-------- Input for this task
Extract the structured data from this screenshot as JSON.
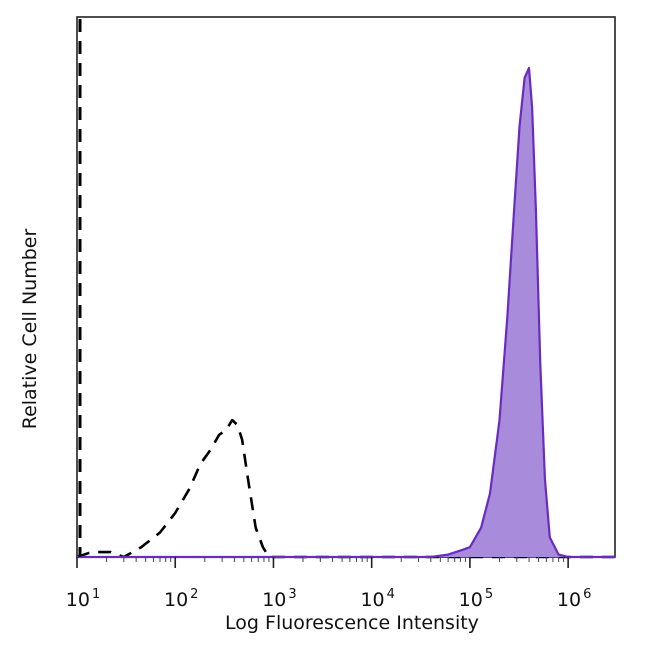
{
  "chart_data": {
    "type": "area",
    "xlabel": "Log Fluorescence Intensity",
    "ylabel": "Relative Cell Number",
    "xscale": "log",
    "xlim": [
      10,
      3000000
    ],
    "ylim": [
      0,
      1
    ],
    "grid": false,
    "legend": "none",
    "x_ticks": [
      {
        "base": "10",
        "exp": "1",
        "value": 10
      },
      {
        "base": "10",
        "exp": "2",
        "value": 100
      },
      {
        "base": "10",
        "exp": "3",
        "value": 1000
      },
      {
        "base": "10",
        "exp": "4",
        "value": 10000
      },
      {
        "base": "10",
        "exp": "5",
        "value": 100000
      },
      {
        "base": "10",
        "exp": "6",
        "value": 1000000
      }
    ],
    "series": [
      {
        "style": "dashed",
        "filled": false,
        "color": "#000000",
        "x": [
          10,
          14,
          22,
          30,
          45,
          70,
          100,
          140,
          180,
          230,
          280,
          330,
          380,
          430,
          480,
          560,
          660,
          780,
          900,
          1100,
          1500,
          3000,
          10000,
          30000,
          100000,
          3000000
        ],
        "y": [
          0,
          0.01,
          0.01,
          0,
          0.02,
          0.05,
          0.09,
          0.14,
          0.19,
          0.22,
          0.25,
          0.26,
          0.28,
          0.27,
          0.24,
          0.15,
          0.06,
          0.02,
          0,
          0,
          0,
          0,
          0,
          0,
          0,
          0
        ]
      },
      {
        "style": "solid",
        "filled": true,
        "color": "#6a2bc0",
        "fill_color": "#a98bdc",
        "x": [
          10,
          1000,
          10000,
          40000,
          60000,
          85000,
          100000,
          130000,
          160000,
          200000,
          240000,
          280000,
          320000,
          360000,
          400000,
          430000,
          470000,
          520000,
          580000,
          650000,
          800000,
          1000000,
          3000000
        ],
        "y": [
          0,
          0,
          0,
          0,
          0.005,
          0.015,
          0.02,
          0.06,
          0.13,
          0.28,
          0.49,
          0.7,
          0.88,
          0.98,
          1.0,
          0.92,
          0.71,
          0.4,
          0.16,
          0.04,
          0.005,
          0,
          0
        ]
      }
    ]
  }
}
----------------
- Direction:
Restate the data above word for word. Skip every picture.

- Response:
Extract the structured data from this screenshot as JSON.
{
  "chart_data": {
    "type": "area",
    "xlabel": "Log Fluorescence Intensity",
    "ylabel": "Relative Cell Number",
    "xscale": "log",
    "xlim": [
      10,
      3000000
    ],
    "ylim": [
      0,
      1
    ],
    "grid": false,
    "legend": "none",
    "x_ticks": [
      {
        "base": "10",
        "exp": "1",
        "value": 10
      },
      {
        "base": "10",
        "exp": "2",
        "value": 100
      },
      {
        "base": "10",
        "exp": "3",
        "value": 1000
      },
      {
        "base": "10",
        "exp": "4",
        "value": 10000
      },
      {
        "base": "10",
        "exp": "5",
        "value": 100000
      },
      {
        "base": "10",
        "exp": "6",
        "value": 1000000
      }
    ],
    "series": [
      {
        "style": "dashed",
        "filled": false,
        "color": "#000000",
        "x": [
          10,
          14,
          22,
          30,
          45,
          70,
          100,
          140,
          180,
          230,
          280,
          330,
          380,
          430,
          480,
          560,
          660,
          780,
          900,
          1100,
          1500,
          3000,
          10000,
          30000,
          100000,
          3000000
        ],
        "y": [
          0,
          0.01,
          0.01,
          0,
          0.02,
          0.05,
          0.09,
          0.14,
          0.19,
          0.22,
          0.25,
          0.26,
          0.28,
          0.27,
          0.24,
          0.15,
          0.06,
          0.02,
          0,
          0,
          0,
          0,
          0,
          0,
          0,
          0
        ]
      },
      {
        "style": "solid",
        "filled": true,
        "color": "#6a2bc0",
        "fill_color": "#a98bdc",
        "x": [
          10,
          1000,
          10000,
          40000,
          60000,
          85000,
          100000,
          130000,
          160000,
          200000,
          240000,
          280000,
          320000,
          360000,
          400000,
          430000,
          470000,
          520000,
          580000,
          650000,
          800000,
          1000000,
          3000000
        ],
        "y": [
          0,
          0,
          0,
          0,
          0.005,
          0.015,
          0.02,
          0.06,
          0.13,
          0.28,
          0.49,
          0.7,
          0.88,
          0.98,
          1.0,
          0.92,
          0.71,
          0.4,
          0.16,
          0.04,
          0.005,
          0,
          0
        ]
      }
    ]
  }
}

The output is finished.